### Work required
What follows is a listing. Return every line of it exactly.

--- start of Excerpted data ---

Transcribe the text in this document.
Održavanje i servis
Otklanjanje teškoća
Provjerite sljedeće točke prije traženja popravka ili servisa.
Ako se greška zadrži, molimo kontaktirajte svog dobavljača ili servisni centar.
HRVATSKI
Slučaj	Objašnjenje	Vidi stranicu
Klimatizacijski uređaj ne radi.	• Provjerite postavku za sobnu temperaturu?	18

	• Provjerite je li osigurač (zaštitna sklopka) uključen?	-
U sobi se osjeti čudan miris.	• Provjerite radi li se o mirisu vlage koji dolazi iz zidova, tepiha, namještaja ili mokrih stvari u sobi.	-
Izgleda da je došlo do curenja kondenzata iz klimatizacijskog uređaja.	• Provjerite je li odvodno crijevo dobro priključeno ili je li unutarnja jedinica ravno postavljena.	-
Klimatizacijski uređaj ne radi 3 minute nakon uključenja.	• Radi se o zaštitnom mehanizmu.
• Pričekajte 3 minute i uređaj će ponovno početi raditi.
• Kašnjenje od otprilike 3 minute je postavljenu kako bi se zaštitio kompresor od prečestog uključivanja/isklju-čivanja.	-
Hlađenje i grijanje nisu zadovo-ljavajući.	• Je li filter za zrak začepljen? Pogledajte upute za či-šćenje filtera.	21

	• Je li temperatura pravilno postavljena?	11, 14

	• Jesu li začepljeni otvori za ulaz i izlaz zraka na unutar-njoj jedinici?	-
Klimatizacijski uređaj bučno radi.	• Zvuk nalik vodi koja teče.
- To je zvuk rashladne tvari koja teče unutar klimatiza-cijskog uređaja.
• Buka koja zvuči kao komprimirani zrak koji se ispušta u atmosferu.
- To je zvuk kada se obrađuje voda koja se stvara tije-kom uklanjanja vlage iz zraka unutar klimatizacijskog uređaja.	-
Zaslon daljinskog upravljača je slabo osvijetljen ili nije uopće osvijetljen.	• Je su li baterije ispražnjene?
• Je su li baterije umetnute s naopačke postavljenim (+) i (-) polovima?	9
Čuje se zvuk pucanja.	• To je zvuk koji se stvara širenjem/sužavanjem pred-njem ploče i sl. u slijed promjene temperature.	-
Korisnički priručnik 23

--- end of Excerpted data ---

### Solution below
Transcribe the text in this document.
Održavanje i servis
Otklanjanje teškoća
Provjerite sljedeće točke prije traženja popravka ili servisa.
Ako se greška zadrži, molimo kontaktirajte svog dobavljača ili servisni centar.
HRVATSKI
Slučaj	Objašnjenje	Vidi stranicu
Klimatizacijski uređaj ne radi.	• Provjerite postavku za sobnu temperaturu?	18

	• Provjerite je li osigurač (zaštitna sklopka) uključen?	-
U sobi se osjeti čudan miris.	• Provjerite radi li se o mirisu vlage koji dolazi iz zidova, tepiha, namještaja ili mokrih stvari u sobi.	-
Izgleda da je došlo do curenja kondenzata iz klimatizacijskog uređaja.	• Provjerite je li odvodno crijevo dobro priključeno ili je li unutarnja jedinica ravno postavljena.	-
Klimatizacijski uređaj ne radi 3 minute nakon uključenja.	• Radi se o zaštitnom mehanizmu.
• Pričekajte 3 minute i uređaj će ponovno početi raditi.
• Kašnjenje od otprilike 3 minute je postavljenu kako bi se zaštitio kompresor od prečestog uključivanja/isklju-čivanja.	-
Hlađenje i grijanje nisu zadovo-ljavajući.	• Je li filter za zrak začepljen? Pogledajte upute za či-šćenje filtera.	21

	• Je li temperatura pravilno postavljena?	11, 14

	• Jesu li začepljeni otvori za ulaz i izlaz zraka na unutar-njoj jedinici?	-
Klimatizacijski uređaj bučno radi.	• Zvuk nalik vodi koja teče.
- To je zvuk rashladne tvari koja teče unutar klimatiza-cijskog uređaja.
• Buka koja zvuči kao komprimirani zrak koji se ispušta u atmosferu.
- To je zvuk kada se obrađuje voda koja se stvara tije-kom uklanjanja vlage iz zraka unutar klimatizacijskog uređaja.	-
Zaslon daljinskog upravljača je slabo osvijetljen ili nije uopće osvijetljen.	• Je su li baterije ispražnjene?
• Je su li baterije umetnute s naopačke postavljenim (+) i (-) polovima?	9
Čuje se zvuk pucanja.	• To je zvuk koji se stvara širenjem/sužavanjem pred-njem ploče i sl. u slijed promjene temperature.	-
Korisnički priručnik 23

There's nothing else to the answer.